WORK INSTRUCTION:
Write all of the entries again. Keep them exactly as they are.

DATA UNDER STUDY:
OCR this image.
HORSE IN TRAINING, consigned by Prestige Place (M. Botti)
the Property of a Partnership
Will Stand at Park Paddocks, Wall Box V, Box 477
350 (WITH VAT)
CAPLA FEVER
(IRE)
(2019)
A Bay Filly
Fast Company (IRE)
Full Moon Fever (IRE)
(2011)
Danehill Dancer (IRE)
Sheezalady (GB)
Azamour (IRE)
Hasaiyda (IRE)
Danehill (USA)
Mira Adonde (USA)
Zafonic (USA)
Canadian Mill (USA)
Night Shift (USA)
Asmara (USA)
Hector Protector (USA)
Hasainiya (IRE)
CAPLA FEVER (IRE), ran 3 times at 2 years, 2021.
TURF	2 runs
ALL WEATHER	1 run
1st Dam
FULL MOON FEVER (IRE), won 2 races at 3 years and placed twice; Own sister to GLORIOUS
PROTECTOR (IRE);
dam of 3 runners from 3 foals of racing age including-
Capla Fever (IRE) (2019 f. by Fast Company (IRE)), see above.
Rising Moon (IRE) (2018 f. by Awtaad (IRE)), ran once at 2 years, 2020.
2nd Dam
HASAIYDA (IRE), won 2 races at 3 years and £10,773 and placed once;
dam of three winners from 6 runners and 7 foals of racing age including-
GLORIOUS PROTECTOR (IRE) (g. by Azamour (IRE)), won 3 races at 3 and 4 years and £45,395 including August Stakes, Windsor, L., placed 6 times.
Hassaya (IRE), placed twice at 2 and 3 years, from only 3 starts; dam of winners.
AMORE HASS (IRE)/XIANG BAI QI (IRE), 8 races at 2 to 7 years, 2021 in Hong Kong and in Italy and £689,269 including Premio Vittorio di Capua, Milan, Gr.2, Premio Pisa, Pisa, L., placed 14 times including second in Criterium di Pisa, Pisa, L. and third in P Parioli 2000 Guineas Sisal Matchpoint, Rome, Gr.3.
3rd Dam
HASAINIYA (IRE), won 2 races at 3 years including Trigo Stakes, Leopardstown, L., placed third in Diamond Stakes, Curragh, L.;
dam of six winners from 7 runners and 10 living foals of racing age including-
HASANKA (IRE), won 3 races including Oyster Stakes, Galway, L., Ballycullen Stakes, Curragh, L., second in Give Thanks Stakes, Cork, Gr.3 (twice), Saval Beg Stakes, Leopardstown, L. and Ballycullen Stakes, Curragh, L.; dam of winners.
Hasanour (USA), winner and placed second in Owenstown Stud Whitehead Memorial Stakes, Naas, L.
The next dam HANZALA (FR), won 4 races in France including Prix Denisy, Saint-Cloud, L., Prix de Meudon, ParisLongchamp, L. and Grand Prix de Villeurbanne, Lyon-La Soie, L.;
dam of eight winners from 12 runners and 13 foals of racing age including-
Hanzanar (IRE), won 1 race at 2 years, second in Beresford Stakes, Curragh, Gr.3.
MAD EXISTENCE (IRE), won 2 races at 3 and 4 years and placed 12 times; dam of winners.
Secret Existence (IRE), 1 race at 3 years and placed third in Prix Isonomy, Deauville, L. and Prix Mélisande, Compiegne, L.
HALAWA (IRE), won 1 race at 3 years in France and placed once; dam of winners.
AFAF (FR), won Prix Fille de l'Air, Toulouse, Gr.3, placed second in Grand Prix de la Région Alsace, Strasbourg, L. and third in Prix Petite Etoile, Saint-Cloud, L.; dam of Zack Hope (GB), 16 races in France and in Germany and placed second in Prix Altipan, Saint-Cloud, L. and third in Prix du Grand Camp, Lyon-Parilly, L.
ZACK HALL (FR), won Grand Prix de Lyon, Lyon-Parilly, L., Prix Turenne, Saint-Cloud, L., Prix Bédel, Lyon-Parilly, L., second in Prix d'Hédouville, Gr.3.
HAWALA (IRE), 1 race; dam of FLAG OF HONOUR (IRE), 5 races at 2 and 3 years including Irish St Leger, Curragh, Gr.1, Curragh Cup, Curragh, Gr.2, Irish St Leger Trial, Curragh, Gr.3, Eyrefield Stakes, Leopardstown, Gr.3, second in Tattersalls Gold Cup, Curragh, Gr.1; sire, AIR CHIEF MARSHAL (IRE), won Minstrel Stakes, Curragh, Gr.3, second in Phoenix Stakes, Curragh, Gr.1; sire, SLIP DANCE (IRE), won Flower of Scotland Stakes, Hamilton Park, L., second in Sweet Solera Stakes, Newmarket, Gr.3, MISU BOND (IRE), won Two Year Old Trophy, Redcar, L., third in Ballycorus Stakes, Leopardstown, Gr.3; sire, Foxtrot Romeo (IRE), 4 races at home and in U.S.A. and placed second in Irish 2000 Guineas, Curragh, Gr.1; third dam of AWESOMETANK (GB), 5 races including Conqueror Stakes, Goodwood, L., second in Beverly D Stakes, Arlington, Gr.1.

TASK ANSWER:
OCR this image.
HORSE IN TRAINING, consigned by Prestige Place (M. Botti)
the Property of a Partnership
Will Stand at Park Paddocks, Wall Box V, Box 477
350 (WITH VAT)
CAPLA FEVER
(IRE)
(2019)
A Bay Filly
Fast Company (IRE)
Full Moon Fever (IRE)
(2011)
Danehill Dancer (IRE)
Sheezalady (GB)
Azamour (IRE)
Hasaiyda (IRE)
Danehill (USA)
Mira Adonde (USA)
Zafonic (USA)
Canadian Mill (USA)
Night Shift (USA)
Asmara (USA)
Hector Protector (USA)
Hasainiya (IRE)
CAPLA FEVER (IRE), ran 3 times at 2 years, 2021.
TURF	2 runs
ALL WEATHER	1 run
1st Dam
FULL MOON FEVER (IRE), won 2 races at 3 years and placed twice; Own sister to GLORIOUS
PROTECTOR (IRE);
dam of 3 runners from 3 foals of racing age including-
Capla Fever (IRE) (2019 f. by Fast Company (IRE)), see above.
Rising Moon (IRE) (2018 f. by Awtaad (IRE)), ran once at 2 years, 2020.
2nd Dam
HASAIYDA (IRE), won 2 races at 3 years and £10,773 and placed once;
dam of three winners from 6 runners and 7 foals of racing age including-
GLORIOUS PROTECTOR (IRE) (g. by Azamour (IRE)), won 3 races at 3 and 4 years and £45,395 including August Stakes, Windsor, L., placed 6 times.
Hassaya (IRE), placed twice at 2 and 3 years, from only 3 starts; dam of winners.
AMORE HASS (IRE)/XIANG BAI QI (IRE), 8 races at 2 to 7 years, 2021 in Hong Kong and in Italy and £689,269 including Premio Vittorio di Capua, Milan, Gr.2, Premio Pisa, Pisa, L., placed 14 times including second in Criterium di Pisa, Pisa, L. and third in P Parioli 2000 Guineas Sisal Matchpoint, Rome, Gr.3.
3rd Dam
HASAINIYA (IRE), won 2 races at 3 years including Trigo Stakes, Leopardstown, L., placed third in Diamond Stakes, Curragh, L.;
dam of six winners from 7 runners and 10 living foals of racing age including-
HASANKA (IRE), won 3 races including Oyster Stakes, Galway, L., Ballycullen Stakes, Curragh, L., second in Give Thanks Stakes, Cork, Gr.3 (twice), Saval Beg Stakes, Leopardstown, L. and Ballycullen Stakes, Curragh, L.; dam of winners.
Hasanour (USA), winner and placed second in Owenstown Stud Whitehead Memorial Stakes, Naas, L.
The next dam HANZALA (FR), won 4 races in France including Prix Denisy, Saint-Cloud, L., Prix de Meudon, ParisLongchamp, L. and Grand Prix de Villeurbanne, Lyon-La Soie, L.;
dam of eight winners from 12 runners and 13 foals of racing age including-
Hanzanar (IRE), won 1 race at 2 years, second in Beresford Stakes, Curragh, Gr.3.
MAD EXISTENCE (IRE), won 2 races at 3 and 4 years and placed 12 times; dam of winners.
Secret Existence (IRE), 1 race at 3 years and placed third in Prix Isonomy, Deauville, L. and Prix Mélisande, Compiegne, L.
HALAWA (IRE), won 1 race at 3 years in France and placed once; dam of winners.
AFAF (FR), won Prix Fille de l'Air, Toulouse, Gr.3, placed second in Grand Prix de la Région Alsace, Strasbourg, L. and third in Prix Petite Etoile, Saint-Cloud, L.; dam of Zack Hope (GB), 16 races in France and in Germany and placed second in Prix Altipan, Saint-Cloud, L. and third in Prix du Grand Camp, Lyon-Parilly, L.
ZACK HALL (FR), won Grand Prix de Lyon, Lyon-Parilly, L., Prix Turenne, Saint-Cloud, L., Prix Bédel, Lyon-Parilly, L., second in Prix d'Hédouville, Gr.3.
HAWALA (IRE), 1 race; dam of FLAG OF HONOUR (IRE), 5 races at 2 and 3 years including Irish St Leger, Curragh, Gr.1, Curragh Cup, Curragh, Gr.2, Irish St Leger Trial, Curragh, Gr.3, Eyrefield Stakes, Leopardstown, Gr.3, second in Tattersalls Gold Cup, Curragh, Gr.1; sire, AIR CHIEF MARSHAL (IRE), won Minstrel Stakes, Curragh, Gr.3, second in Phoenix Stakes, Curragh, Gr.1; sire, SLIP DANCE (IRE), won Flower of Scotland Stakes, Hamilton Park, L., second in Sweet Solera Stakes, Newmarket, Gr.3, MISU BOND (IRE), won Two Year Old Trophy, Redcar, L., third in Ballycorus Stakes, Leopardstown, Gr.3; sire, Foxtrot Romeo (IRE), 4 races at home and in U.S.A. and placed second in Irish 2000 Guineas, Curragh, Gr.1; third dam of AWESOMETANK (GB), 5 races including Conqueror Stakes, Goodwood, L., second in Beverly D Stakes, Arlington, Gr.1.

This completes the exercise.